• _Set exercise_
State the number of lines in the material below that have "Chinese" in them, without any other text.

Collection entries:
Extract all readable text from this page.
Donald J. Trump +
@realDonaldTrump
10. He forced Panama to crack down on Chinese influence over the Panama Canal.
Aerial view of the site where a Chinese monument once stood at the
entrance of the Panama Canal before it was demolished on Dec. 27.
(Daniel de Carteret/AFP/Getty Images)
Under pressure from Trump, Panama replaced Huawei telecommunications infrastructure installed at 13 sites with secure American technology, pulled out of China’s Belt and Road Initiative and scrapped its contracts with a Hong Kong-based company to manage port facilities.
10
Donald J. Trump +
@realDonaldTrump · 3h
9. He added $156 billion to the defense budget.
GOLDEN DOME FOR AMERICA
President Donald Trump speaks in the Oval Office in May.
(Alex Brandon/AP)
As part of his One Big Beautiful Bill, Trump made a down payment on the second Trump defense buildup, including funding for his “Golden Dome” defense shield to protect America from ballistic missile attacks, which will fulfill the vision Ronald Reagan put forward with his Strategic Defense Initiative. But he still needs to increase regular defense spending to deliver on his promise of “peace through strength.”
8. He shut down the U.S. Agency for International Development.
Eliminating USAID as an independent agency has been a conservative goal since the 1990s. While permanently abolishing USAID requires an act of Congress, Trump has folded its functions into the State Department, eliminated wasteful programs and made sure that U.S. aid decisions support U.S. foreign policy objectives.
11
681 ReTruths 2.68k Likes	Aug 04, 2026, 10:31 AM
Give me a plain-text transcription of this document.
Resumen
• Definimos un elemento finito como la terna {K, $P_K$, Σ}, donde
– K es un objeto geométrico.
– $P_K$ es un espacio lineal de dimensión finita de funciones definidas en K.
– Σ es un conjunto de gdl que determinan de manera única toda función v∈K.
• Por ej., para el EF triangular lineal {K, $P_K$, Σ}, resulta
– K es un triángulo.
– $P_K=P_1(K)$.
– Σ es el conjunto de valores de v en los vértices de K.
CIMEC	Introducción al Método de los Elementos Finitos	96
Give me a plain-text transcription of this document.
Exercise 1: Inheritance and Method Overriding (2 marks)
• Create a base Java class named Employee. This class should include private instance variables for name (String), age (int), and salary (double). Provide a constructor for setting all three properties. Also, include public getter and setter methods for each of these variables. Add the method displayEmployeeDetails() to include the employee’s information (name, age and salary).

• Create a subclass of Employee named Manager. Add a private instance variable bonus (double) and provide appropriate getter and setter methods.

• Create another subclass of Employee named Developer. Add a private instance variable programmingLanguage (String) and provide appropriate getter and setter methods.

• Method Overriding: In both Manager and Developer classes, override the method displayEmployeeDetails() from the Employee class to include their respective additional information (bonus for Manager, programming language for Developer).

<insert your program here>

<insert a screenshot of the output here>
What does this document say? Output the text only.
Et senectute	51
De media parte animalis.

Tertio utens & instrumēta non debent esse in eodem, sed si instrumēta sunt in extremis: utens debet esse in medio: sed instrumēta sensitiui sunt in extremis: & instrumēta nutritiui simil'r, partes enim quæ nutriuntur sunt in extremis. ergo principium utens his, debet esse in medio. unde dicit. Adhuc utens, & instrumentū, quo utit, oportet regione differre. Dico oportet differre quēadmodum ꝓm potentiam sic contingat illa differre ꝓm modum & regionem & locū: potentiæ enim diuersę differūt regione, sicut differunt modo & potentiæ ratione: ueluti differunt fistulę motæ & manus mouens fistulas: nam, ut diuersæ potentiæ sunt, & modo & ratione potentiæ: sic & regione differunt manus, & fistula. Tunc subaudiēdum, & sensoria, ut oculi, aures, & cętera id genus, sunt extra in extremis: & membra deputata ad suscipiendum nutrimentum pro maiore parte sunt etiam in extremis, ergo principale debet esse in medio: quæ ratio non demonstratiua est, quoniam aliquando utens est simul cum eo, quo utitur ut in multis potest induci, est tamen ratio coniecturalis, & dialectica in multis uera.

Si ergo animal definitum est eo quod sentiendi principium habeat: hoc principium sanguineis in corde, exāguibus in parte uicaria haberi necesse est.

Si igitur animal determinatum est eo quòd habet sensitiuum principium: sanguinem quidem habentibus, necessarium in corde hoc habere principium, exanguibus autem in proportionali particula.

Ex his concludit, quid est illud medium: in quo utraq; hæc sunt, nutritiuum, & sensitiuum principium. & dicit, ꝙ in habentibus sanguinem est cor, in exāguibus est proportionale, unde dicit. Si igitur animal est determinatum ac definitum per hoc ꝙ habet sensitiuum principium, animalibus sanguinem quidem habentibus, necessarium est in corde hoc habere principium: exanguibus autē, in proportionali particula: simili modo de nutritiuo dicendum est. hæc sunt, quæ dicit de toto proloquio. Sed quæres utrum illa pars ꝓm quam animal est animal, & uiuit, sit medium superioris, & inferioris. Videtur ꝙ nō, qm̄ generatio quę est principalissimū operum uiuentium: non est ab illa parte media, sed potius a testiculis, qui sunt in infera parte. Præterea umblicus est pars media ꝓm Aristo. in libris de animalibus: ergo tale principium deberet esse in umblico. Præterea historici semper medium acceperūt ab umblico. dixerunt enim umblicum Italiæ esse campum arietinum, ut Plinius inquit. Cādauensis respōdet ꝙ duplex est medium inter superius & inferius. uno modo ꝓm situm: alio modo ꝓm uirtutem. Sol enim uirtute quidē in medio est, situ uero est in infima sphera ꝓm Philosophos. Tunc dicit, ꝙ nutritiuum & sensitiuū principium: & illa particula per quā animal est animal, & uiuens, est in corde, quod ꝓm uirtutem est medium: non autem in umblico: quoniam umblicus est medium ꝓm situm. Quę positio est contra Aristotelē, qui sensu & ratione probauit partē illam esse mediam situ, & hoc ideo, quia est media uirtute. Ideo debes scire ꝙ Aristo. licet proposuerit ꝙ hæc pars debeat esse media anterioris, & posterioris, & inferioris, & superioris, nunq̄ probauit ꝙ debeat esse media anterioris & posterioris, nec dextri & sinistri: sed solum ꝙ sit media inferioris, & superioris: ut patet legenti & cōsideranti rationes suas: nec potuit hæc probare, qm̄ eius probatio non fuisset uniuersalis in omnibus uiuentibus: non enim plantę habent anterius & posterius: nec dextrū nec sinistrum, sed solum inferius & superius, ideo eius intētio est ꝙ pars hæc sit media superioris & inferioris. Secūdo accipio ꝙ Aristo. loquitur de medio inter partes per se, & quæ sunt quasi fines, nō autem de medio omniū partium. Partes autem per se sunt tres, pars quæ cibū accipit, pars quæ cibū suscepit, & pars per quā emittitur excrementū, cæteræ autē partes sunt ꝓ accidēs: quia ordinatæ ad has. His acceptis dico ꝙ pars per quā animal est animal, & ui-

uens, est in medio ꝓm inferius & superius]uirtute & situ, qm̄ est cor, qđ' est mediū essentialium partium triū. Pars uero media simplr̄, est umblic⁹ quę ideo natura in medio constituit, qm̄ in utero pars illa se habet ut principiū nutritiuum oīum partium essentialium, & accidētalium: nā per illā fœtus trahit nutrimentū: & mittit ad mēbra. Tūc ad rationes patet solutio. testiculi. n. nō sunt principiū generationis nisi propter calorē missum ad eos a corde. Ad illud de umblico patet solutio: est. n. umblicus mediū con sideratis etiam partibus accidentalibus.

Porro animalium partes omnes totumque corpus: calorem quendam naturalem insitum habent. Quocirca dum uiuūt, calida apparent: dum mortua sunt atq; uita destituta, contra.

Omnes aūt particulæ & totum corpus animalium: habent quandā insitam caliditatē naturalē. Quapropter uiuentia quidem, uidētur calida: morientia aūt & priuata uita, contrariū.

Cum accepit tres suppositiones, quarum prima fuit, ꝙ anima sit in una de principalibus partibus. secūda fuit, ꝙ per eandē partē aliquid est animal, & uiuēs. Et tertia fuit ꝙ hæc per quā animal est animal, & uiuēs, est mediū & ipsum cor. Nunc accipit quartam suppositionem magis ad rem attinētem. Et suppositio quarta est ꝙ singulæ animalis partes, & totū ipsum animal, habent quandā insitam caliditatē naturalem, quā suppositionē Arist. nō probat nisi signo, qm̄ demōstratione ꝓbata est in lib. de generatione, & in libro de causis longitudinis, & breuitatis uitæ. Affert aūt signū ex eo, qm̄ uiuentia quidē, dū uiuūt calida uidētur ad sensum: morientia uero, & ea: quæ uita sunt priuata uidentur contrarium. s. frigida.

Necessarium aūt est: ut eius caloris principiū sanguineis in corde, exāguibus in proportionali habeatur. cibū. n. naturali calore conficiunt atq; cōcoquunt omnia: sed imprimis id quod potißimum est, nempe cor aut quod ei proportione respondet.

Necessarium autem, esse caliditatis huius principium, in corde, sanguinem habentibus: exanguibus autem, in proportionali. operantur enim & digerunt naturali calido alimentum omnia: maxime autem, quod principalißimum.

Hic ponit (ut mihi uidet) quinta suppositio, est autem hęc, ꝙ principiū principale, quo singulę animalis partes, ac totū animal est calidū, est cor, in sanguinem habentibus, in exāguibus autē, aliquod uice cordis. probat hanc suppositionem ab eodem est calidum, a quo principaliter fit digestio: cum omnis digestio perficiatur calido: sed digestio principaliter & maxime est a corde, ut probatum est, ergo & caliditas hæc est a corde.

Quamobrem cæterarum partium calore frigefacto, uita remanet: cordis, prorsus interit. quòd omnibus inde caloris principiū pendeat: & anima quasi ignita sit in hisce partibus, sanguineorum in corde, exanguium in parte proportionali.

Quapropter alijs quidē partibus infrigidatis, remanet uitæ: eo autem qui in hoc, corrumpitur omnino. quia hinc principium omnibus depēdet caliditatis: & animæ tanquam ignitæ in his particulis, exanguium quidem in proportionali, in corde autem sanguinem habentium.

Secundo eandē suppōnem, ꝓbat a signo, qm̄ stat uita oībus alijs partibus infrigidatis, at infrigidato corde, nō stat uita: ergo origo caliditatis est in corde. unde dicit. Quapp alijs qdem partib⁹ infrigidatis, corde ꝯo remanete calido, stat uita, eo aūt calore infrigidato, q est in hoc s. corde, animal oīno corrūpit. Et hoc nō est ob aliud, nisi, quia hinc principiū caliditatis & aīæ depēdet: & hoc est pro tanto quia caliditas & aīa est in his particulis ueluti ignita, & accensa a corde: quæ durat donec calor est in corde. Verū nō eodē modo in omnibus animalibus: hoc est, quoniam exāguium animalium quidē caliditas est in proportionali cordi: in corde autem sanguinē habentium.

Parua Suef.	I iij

• _The output_
2